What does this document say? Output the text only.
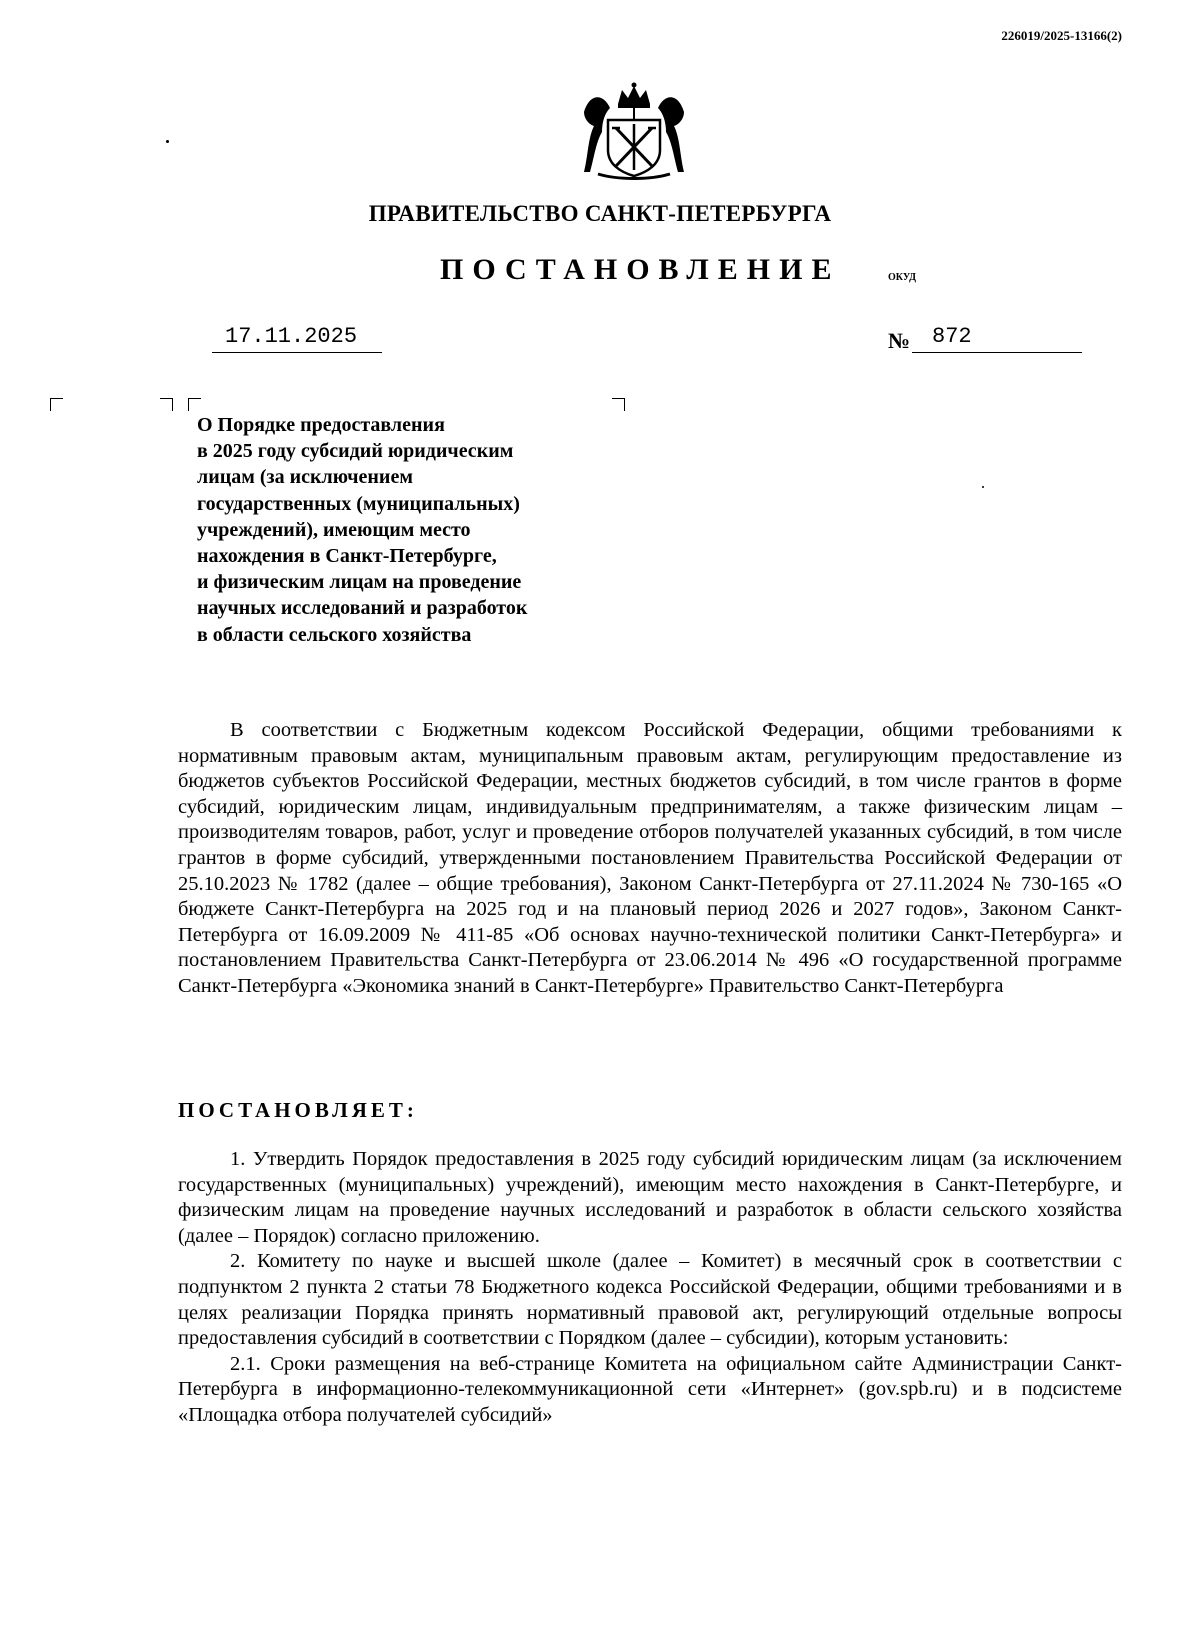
226019/2025-13166(2)
ПРАВИТЕЛЬСТВО САНКТ-ПЕТЕРБУРГА
ПОСТАНОВЛЕНИЕ	ОКУД
17.11.2025	№ 872
О Порядке предоставления
в 2025 году субсидий юридическим
лицам (за исключением
государственных (муниципальных)
учреждений), имеющим место
нахождения в Санкт-Петербурге,
и физическим лицам на проведение
научных исследований и разработок
в области сельского хозяйства

В соответствии с Бюджетным кодексом Российской Федерации, общими требованиями к нормативным правовым актам, муниципальным правовым актам, регулирующим предоставление из бюджетов субъектов Российской Федерации, местных бюджетов субсидий, в том числе грантов в форме субсидий, юридическим лицам, индивидуальным предпринимателям, а также физическим лицам – производителям товаров, работ, услуг и проведение отборов получателей указанных субсидий, в том числе грантов в форме субсидий, утвержденными постановлением Правительства Российской Федерации от 25.10.2023 № 1782 (далее – общие требования), Законом Санкт-Петербурга от 27.11.2024 № 730-165 «О бюджете Санкт-Петербурга на 2025 год и на плановый период 2026 и 2027 годов», Законом Санкт-Петербурга от 16.09.2009 № 411-85 «Об основах научно-технической политики Санкт-Петербурга» и постановлением Правительства Санкт-Петербурга от 23.06.2014 № 496 «О государственной программе Санкт-Петербурга «Экономика знаний в Санкт-Петербурге» Правительство Санкт-Петербурга

ПОСТАНОВЛЯЕТ:

1. Утвердить Порядок предоставления в 2025 году субсидий юридическим лицам (за исключением государственных (муниципальных) учреждений), имеющим место нахождения в Санкт-Петербурге, и физическим лицам на проведение научных исследований и разработок в области сельского хозяйства (далее – Порядок) согласно приложению.

2. Комитету по науке и высшей школе (далее – Комитет) в месячный срок в соответствии с подпунктом 2 пункта 2 статьи 78 Бюджетного кодекса Российской Федерации, общими требованиями и в целях реализации Порядка принять нормативный правовой акт, регулирующий отдельные вопросы предоставления субсидий в соответствии с Порядком (далее – субсидии), которым установить:

2.1. Сроки размещения на веб-странице Комитета на официальном сайте Администрации Санкт-Петербурга в информационно-телекоммуникационной сети «Интернет» (gov.spb.ru) и в подсистеме «Площадка отбора получателей субсидий»
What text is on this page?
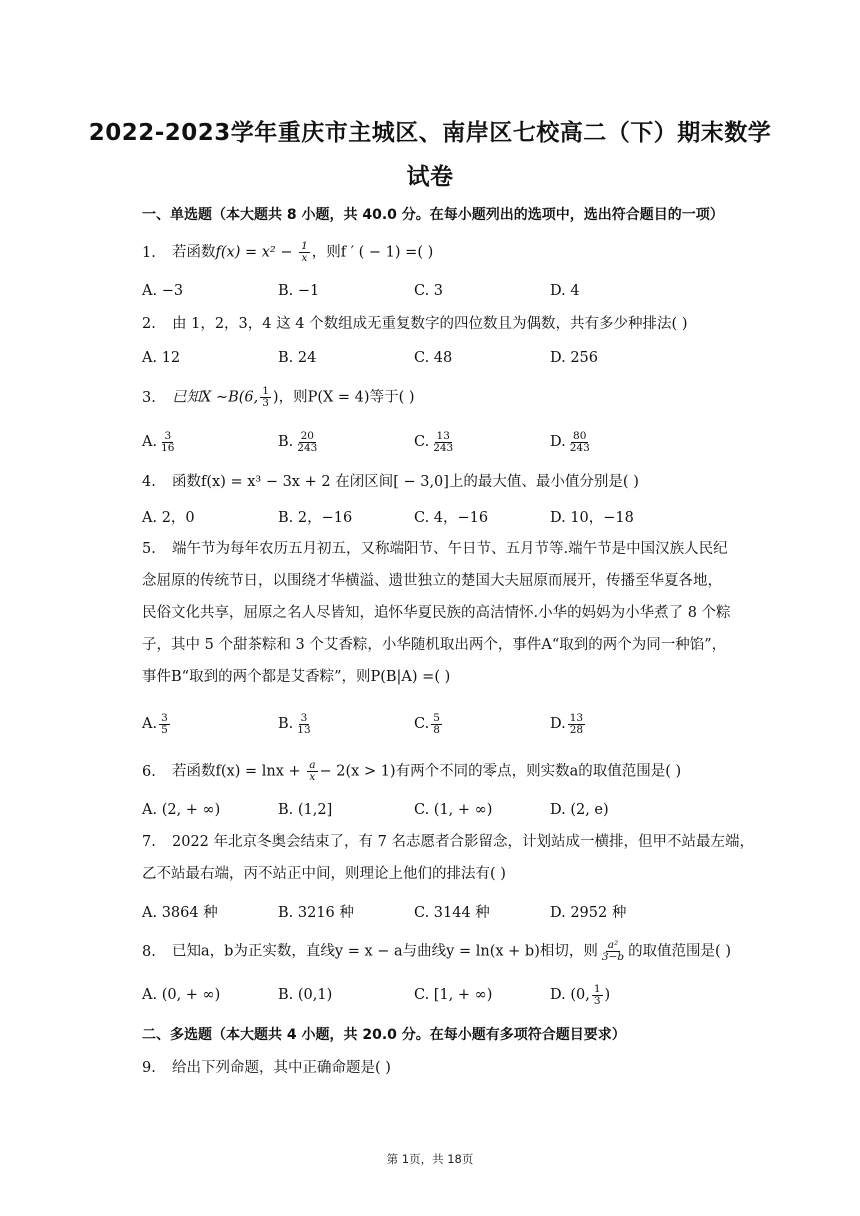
2022-2023学年重庆市主城区、南岸区七校高二（下）期末数学
试卷
一、单选题（本大题共 8 小题，共 40.0 分。在每小题列出的选项中，选出符合题目的一项）
1. 若函数$f(x) = x^2 - \frac{1}{x}$ ，则f ′ ( − 1) =( )
A. −3	B. −1	C. 3	D. 4
2. 由 1，2，3，4 这 4 个数组成无重复数字的四位数且为偶数，共有多少种排法( )
A. 12	B. 24	C. 48	D. 256
3. 已知X ∼B(6, $\frac{1}{3}$ )，则P(X = 4)等于( )
A. $\frac{3}{16}$	B. $\frac{20}{243}$	C. $\frac{13}{243}$	D. $\frac{80}{243}$
4. 函数f(x) = x³ − 3x + 2 在闭区间[ − 3,0]上的最大值、最小值分别是( )
A. 2，0	B. 2，−16	C. 4，−16	D. 10，−18
5. 端午节为每年农历五月初五，又称端阳节、午日节、五月节等.端午节是中国汉族人民纪
念屈原的传统节日，以围绕才华横溢、遗世独立的楚国大夫屈原而展开，传播至华夏各地，
民俗文化共享，屈原之名人尽皆知，追怀华夏民族的高洁情怀.小华的妈妈为小华煮了 8 个粽
子，其中 5 个甜茶粽和 3 个艾香粽，小华随机取出两个，事件A“取到的两个为同一种馅”，
事件B“取到的两个都是艾香粽”，则P(B|A) =( )
A. $\frac{3}{5}$	B. $\frac{3}{13}$	C. $\frac{5}{8}$	D. $\frac{13}{28}$
6. 若函数$f(x) = \ln x + \frac{a}{x} - 2(x > 1)$有两个不同的零点，则实数a的取值范围是( )
A. (2, + ∞)	B. (1,2]	C. (1, + ∞)	D. (2, e)
7. 2022 年北京冬奥会结束了，有 7 名志愿者合影留念，计划站成一横排，但甲不站最左端，
乙不站最右端，丙不站正中间，则理论上他们的排法有( )
A. 3864 种	B. 3216 种	C. 3144 种	D. 2952 种
8. 已知a，b为正实数，直线y = x − a与曲线y = ln(x + b)相切，则 $\frac{\text{a²}}{3-b}$ 的取值范围是( )
A. (0, + ∞)	B. (0,1)	C. [1, + ∞)	D. (0, $\frac{1}{3}$ )
二、多选题（本大题共 4 小题，共 20.0 分。在每小题有多项符合题目要求）
9. 给出下列命题，其中正确命题是( )
第 1页，共 18页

● ● ● ●

Locate each line containing the string "What" and show it.

What does this document say? Output the text only.
What text is on this page?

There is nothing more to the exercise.